>> begin

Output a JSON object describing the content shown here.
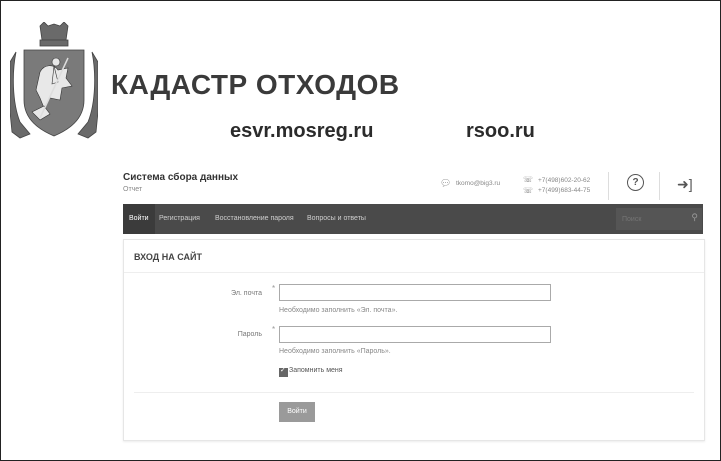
{
  "header": {
    "title": "КАДАСТР ОТХОДОВ",
    "link_left": "esvr.mosreg.ru",
    "link_right": "rsoo.ru"
  },
  "app": {
    "title": "Система сбора данных",
    "subtitle": "Отчет",
    "email": "tkomo@big3.ru",
    "phone1": "+7(498)602-20-62",
    "phone2": "+7(499)683-44-75",
    "help_glyph": "?",
    "login_glyph": "➜]"
  },
  "nav": {
    "items": [
      {
        "label": "Войти"
      },
      {
        "label": "Регистрация"
      },
      {
        "label": "Восстановление пароля"
      },
      {
        "label": "Вопросы и ответы"
      }
    ],
    "search_placeholder": "Поиск"
  },
  "login": {
    "heading": "ВХОД НА САЙТ",
    "email_label": "Эл. почта",
    "email_hint": "Необходимо заполнить «Эл. почта».",
    "password_label": "Пароль",
    "password_hint": "Необходимо заполнить «Пароль».",
    "required_mark": "*",
    "remember_label": "Запомнить меня",
    "remember_checked": true,
    "submit_label": "Войти"
  }
}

>> end

• [GOAL] Using the data above, write out every line exactly, leaving the images behind.

• [COMPLETE RESPONSE]
Output a JSON object describing the content shown here.
{
  "header": {
    "title": "КАДАСТР ОТХОДОВ",
    "link_left": "esvr.mosreg.ru",
    "link_right": "rsoo.ru"
  },
  "app": {
    "title": "Система сбора данных",
    "subtitle": "Отчет",
    "email": "tkomo@big3.ru",
    "phone1": "+7(498)602-20-62",
    "phone2": "+7(499)683-44-75",
    "help_glyph": "?",
    "login_glyph": "➜]"
  },
  "nav": {
    "items": [
      {
        "label": "Войти"
      },
      {
        "label": "Регистрация"
      },
      {
        "label": "Восстановление пароля"
      },
      {
        "label": "Вопросы и ответы"
      }
    ],
    "search_placeholder": "Поиск"
  },
  "login": {
    "heading": "ВХОД НА САЙТ",
    "email_label": "Эл. почта",
    "email_hint": "Необходимо заполнить «Эл. почта».",
    "password_label": "Пароль",
    "password_hint": "Необходимо заполнить «Пароль».",
    "required_mark": "*",
    "remember_label": "Запомнить меня",
    "remember_checked": true,
    "submit_label": "Войти"
  }
}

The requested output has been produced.